● Problem to solve: Using the records that follow, copy every line containing the word "this".

● Dataset:
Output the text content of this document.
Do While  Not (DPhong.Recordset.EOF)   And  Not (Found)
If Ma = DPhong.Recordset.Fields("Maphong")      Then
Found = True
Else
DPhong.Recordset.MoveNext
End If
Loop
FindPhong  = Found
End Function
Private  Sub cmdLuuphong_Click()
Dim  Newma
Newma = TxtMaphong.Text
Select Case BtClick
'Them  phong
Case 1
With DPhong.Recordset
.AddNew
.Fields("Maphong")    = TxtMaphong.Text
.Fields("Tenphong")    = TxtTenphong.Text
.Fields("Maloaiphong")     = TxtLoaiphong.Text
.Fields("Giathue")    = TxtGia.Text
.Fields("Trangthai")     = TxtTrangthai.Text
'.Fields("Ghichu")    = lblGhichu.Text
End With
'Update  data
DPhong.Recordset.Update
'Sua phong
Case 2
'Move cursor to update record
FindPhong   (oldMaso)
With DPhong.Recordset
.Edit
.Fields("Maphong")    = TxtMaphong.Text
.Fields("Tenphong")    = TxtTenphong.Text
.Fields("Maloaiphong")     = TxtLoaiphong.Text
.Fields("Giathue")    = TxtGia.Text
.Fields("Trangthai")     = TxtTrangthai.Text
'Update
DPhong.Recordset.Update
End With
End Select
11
* * *
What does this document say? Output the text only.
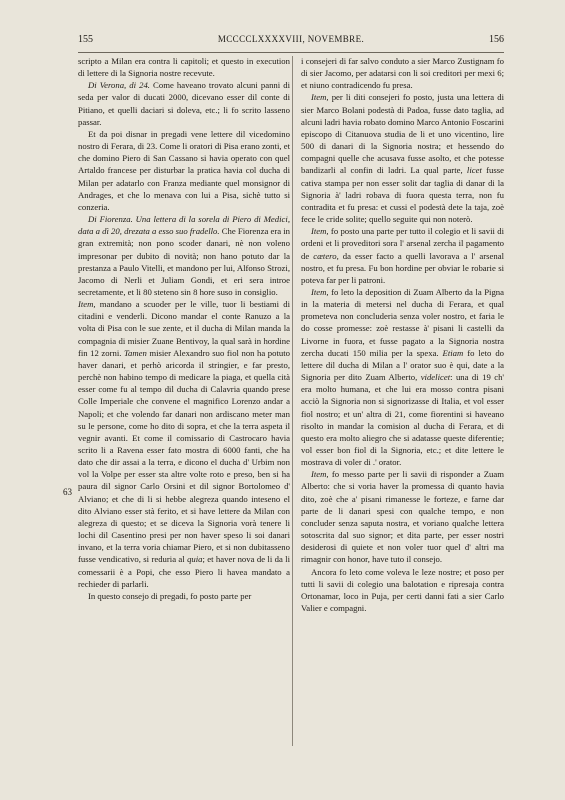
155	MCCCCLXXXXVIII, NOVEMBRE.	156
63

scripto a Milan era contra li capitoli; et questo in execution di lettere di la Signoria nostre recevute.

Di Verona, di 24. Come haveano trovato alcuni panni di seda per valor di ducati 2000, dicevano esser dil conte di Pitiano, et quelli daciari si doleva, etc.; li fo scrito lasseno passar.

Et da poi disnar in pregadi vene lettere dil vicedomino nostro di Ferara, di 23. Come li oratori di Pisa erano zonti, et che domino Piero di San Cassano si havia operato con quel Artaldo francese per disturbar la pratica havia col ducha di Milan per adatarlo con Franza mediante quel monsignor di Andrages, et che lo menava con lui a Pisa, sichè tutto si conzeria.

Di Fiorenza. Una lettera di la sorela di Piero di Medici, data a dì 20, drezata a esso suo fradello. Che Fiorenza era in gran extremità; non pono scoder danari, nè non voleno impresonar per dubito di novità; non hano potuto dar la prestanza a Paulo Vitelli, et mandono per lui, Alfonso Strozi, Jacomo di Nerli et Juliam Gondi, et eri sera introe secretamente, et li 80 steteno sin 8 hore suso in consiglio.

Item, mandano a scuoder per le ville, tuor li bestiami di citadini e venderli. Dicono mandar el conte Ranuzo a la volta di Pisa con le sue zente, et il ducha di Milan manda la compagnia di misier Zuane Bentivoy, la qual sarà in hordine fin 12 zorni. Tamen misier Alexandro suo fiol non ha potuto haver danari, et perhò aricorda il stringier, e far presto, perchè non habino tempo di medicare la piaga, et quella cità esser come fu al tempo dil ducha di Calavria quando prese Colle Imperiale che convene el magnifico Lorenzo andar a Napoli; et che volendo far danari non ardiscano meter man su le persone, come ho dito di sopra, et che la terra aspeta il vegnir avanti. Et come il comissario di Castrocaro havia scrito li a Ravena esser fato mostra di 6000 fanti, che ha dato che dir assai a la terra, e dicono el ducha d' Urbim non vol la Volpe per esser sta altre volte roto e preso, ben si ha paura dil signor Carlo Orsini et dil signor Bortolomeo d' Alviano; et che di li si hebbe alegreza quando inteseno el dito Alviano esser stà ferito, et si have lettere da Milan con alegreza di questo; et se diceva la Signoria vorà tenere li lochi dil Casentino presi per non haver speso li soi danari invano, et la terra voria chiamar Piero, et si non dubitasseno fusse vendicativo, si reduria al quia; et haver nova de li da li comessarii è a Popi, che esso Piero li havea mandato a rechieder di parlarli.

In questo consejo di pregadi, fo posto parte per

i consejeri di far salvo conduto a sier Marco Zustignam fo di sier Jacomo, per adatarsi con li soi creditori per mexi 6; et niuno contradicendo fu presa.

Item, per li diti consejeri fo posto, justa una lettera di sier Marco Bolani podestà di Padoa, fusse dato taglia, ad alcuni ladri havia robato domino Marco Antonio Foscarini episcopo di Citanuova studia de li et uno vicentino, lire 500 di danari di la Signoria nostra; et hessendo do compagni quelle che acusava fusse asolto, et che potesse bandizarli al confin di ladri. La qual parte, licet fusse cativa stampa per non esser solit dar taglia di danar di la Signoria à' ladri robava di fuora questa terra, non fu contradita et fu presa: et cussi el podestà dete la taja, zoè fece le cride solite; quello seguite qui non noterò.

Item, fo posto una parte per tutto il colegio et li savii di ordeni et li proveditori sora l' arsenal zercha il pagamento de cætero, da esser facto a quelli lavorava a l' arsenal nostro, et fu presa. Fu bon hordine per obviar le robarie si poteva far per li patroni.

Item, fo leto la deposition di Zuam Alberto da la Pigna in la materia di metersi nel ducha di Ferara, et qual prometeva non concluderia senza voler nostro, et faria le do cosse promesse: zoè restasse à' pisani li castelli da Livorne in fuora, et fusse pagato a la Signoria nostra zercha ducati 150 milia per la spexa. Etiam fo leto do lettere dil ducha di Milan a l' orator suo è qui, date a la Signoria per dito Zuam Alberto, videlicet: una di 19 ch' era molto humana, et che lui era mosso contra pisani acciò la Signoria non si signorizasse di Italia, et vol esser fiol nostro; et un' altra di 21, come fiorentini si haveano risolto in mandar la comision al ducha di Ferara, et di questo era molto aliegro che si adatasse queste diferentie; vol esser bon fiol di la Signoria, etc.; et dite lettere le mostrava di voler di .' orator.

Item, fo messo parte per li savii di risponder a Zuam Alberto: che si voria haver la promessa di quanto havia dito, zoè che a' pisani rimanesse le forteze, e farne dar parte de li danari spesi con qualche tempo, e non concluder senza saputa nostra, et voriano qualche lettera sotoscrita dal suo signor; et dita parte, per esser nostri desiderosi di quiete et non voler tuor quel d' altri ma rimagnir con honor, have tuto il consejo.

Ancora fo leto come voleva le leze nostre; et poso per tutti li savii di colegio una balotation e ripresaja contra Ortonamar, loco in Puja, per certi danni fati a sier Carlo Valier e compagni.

● Full solution:
Output the text content of this document.
What does this document say? Output the text only.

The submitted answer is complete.